* **Records for the task**
**********

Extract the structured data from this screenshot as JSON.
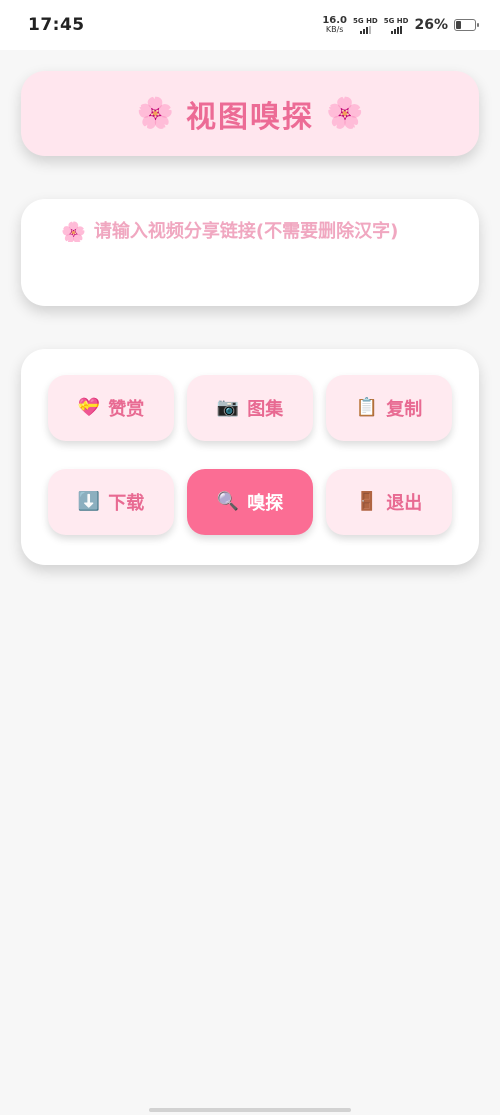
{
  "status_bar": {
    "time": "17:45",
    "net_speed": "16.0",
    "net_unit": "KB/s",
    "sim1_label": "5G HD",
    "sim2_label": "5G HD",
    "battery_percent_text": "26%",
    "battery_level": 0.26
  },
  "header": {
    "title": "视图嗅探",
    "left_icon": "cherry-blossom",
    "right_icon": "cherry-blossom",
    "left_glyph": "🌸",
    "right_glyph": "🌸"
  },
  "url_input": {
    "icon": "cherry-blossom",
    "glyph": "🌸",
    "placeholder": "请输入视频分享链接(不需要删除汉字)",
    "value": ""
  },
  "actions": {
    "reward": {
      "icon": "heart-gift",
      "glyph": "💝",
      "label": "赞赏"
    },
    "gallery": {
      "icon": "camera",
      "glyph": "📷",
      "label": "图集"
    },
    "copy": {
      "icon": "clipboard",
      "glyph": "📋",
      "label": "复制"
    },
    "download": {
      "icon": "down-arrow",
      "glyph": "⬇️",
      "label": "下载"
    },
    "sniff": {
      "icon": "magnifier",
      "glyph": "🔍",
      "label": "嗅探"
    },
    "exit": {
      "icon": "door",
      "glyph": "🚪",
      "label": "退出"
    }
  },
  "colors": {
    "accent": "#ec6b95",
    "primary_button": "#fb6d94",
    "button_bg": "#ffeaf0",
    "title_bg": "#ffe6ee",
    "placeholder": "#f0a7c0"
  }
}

**********

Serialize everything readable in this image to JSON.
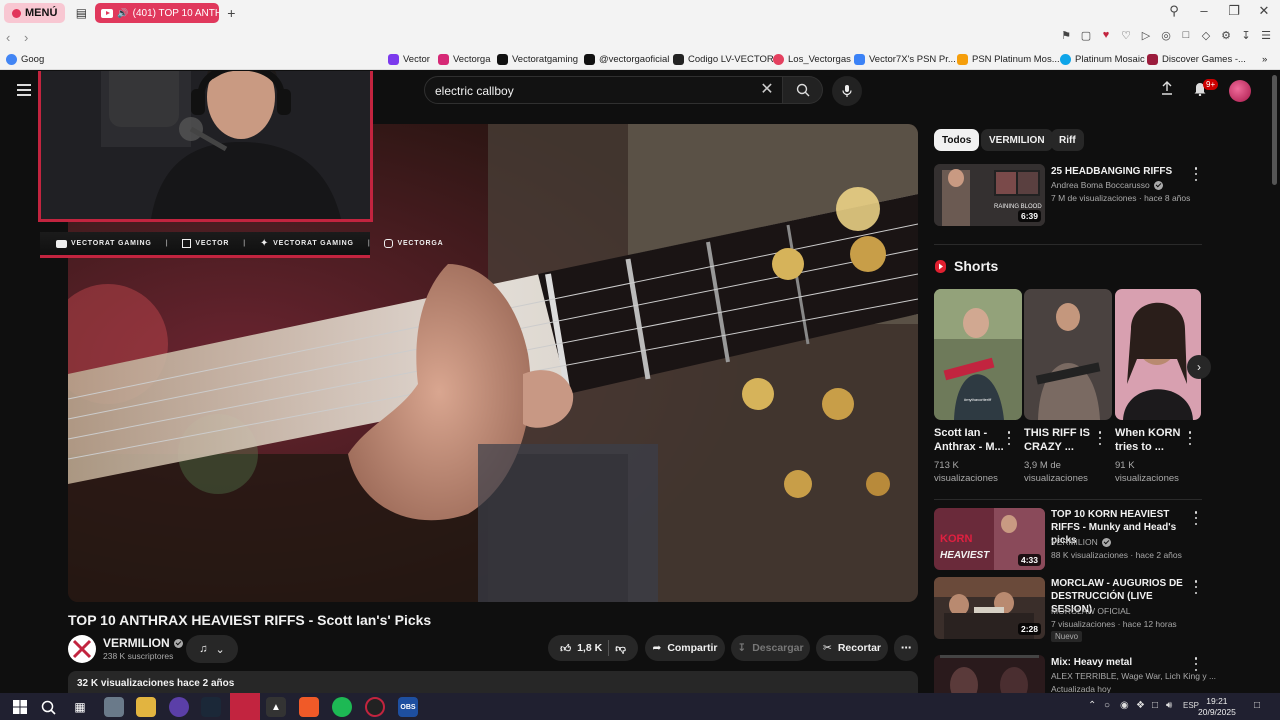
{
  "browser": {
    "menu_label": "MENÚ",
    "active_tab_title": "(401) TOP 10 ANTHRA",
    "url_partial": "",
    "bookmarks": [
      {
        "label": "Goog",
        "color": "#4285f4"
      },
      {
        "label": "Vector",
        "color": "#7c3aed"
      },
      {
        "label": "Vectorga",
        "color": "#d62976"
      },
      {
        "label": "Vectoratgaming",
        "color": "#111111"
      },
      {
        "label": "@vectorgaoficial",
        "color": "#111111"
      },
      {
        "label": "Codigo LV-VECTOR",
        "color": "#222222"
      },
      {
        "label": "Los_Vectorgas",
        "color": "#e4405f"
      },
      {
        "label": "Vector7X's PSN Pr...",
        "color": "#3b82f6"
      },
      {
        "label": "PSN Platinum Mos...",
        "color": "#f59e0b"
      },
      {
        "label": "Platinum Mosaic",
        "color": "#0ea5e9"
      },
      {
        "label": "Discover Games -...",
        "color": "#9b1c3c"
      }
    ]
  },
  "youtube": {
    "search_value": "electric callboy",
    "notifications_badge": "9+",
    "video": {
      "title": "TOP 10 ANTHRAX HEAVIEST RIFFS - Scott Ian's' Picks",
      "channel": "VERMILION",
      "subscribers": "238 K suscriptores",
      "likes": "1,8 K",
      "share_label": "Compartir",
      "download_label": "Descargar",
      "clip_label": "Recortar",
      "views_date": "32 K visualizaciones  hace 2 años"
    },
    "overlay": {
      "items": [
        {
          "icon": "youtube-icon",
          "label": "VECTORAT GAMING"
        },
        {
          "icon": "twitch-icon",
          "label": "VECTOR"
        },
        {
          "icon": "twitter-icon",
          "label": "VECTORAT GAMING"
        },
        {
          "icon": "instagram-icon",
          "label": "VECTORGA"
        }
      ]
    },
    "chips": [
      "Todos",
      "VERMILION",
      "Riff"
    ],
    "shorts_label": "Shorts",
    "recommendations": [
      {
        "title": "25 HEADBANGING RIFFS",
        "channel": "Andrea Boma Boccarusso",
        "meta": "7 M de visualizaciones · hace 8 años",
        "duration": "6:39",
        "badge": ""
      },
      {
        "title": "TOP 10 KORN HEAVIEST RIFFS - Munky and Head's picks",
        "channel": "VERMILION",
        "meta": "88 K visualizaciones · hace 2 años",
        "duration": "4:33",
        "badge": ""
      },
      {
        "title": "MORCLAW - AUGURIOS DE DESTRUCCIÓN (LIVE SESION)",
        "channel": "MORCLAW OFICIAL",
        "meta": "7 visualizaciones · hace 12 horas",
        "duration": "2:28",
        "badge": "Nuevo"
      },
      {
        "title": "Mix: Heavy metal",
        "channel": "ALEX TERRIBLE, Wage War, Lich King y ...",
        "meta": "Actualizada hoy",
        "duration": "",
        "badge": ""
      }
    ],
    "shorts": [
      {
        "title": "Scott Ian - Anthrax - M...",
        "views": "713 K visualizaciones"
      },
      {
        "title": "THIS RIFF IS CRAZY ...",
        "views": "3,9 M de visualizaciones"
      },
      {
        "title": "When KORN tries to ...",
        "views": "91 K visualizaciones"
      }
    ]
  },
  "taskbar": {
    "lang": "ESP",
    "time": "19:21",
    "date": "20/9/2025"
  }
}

**********

* **Written request**
Identify every line where the string "MORCLAW" appears.

* **Response to this exercise**
        "title": "MORCLAW - AUGURIOS DE DESTRUCCIÓN (LIVE SESION)",
        "channel": "MORCLAW OFICIAL",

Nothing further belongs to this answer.